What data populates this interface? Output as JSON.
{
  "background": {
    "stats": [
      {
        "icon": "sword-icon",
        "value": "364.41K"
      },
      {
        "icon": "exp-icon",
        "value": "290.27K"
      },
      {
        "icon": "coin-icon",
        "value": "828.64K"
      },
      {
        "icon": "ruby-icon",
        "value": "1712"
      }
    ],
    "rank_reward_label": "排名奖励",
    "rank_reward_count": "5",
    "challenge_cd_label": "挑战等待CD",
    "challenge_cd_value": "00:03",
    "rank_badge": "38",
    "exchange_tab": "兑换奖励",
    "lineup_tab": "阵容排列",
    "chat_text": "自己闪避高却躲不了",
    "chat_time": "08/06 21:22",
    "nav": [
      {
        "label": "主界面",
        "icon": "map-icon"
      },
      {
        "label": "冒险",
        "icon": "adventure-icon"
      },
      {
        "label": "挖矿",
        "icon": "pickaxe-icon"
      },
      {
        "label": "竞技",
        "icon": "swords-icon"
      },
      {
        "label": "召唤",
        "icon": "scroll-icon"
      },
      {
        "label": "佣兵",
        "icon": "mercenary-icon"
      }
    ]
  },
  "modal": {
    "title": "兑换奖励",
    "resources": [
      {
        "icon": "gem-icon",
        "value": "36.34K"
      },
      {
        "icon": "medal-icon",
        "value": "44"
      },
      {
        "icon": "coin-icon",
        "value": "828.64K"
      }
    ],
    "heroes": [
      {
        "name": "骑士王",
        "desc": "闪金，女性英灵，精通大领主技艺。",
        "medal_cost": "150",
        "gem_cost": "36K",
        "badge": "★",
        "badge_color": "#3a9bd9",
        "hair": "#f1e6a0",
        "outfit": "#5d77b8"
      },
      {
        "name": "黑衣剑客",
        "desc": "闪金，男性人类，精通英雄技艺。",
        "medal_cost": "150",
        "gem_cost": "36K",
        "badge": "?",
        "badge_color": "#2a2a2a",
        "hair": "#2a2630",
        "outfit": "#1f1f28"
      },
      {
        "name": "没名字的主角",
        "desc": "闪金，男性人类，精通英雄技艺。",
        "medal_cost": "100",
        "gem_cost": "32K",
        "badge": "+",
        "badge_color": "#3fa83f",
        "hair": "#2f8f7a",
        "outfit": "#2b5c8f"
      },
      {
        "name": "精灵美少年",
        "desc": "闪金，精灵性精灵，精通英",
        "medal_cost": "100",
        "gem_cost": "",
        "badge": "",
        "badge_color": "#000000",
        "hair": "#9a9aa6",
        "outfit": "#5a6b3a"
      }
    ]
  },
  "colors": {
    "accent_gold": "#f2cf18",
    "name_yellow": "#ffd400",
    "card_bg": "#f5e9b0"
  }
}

Aim: Repeat the material above in full, keeping every word.

Response to the task:
What data populates this interface? Output as JSON.
{
  "background": {
    "stats": [
      {
        "icon": "sword-icon",
        "value": "364.41K"
      },
      {
        "icon": "exp-icon",
        "value": "290.27K"
      },
      {
        "icon": "coin-icon",
        "value": "828.64K"
      },
      {
        "icon": "ruby-icon",
        "value": "1712"
      }
    ],
    "rank_reward_label": "排名奖励",
    "rank_reward_count": "5",
    "challenge_cd_label": "挑战等待CD",
    "challenge_cd_value": "00:03",
    "rank_badge": "38",
    "exchange_tab": "兑换奖励",
    "lineup_tab": "阵容排列",
    "chat_text": "自己闪避高却躲不了",
    "chat_time": "08/06 21:22",
    "nav": [
      {
        "label": "主界面",
        "icon": "map-icon"
      },
      {
        "label": "冒险",
        "icon": "adventure-icon"
      },
      {
        "label": "挖矿",
        "icon": "pickaxe-icon"
      },
      {
        "label": "竞技",
        "icon": "swords-icon"
      },
      {
        "label": "召唤",
        "icon": "scroll-icon"
      },
      {
        "label": "佣兵",
        "icon": "mercenary-icon"
      }
    ]
  },
  "modal": {
    "title": "兑换奖励",
    "resources": [
      {
        "icon": "gem-icon",
        "value": "36.34K"
      },
      {
        "icon": "medal-icon",
        "value": "44"
      },
      {
        "icon": "coin-icon",
        "value": "828.64K"
      }
    ],
    "heroes": [
      {
        "name": "骑士王",
        "desc": "闪金，女性英灵，精通大领主技艺。",
        "medal_cost": "150",
        "gem_cost": "36K",
        "badge": "★",
        "badge_color": "#3a9bd9",
        "hair": "#f1e6a0",
        "outfit": "#5d77b8"
      },
      {
        "name": "黑衣剑客",
        "desc": "闪金，男性人类，精通英雄技艺。",
        "medal_cost": "150",
        "gem_cost": "36K",
        "badge": "?",
        "badge_color": "#2a2a2a",
        "hair": "#2a2630",
        "outfit": "#1f1f28"
      },
      {
        "name": "没名字的主角",
        "desc": "闪金，男性人类，精通英雄技艺。",
        "medal_cost": "100",
        "gem_cost": "32K",
        "badge": "+",
        "badge_color": "#3fa83f",
        "hair": "#2f8f7a",
        "outfit": "#2b5c8f"
      },
      {
        "name": "精灵美少年",
        "desc": "闪金，精灵性精灵，精通英",
        "medal_cost": "100",
        "gem_cost": "",
        "badge": "",
        "badge_color": "#000000",
        "hair": "#9a9aa6",
        "outfit": "#5a6b3a"
      }
    ]
  },
  "colors": {
    "accent_gold": "#f2cf18",
    "name_yellow": "#ffd400",
    "card_bg": "#f5e9b0"
  }
}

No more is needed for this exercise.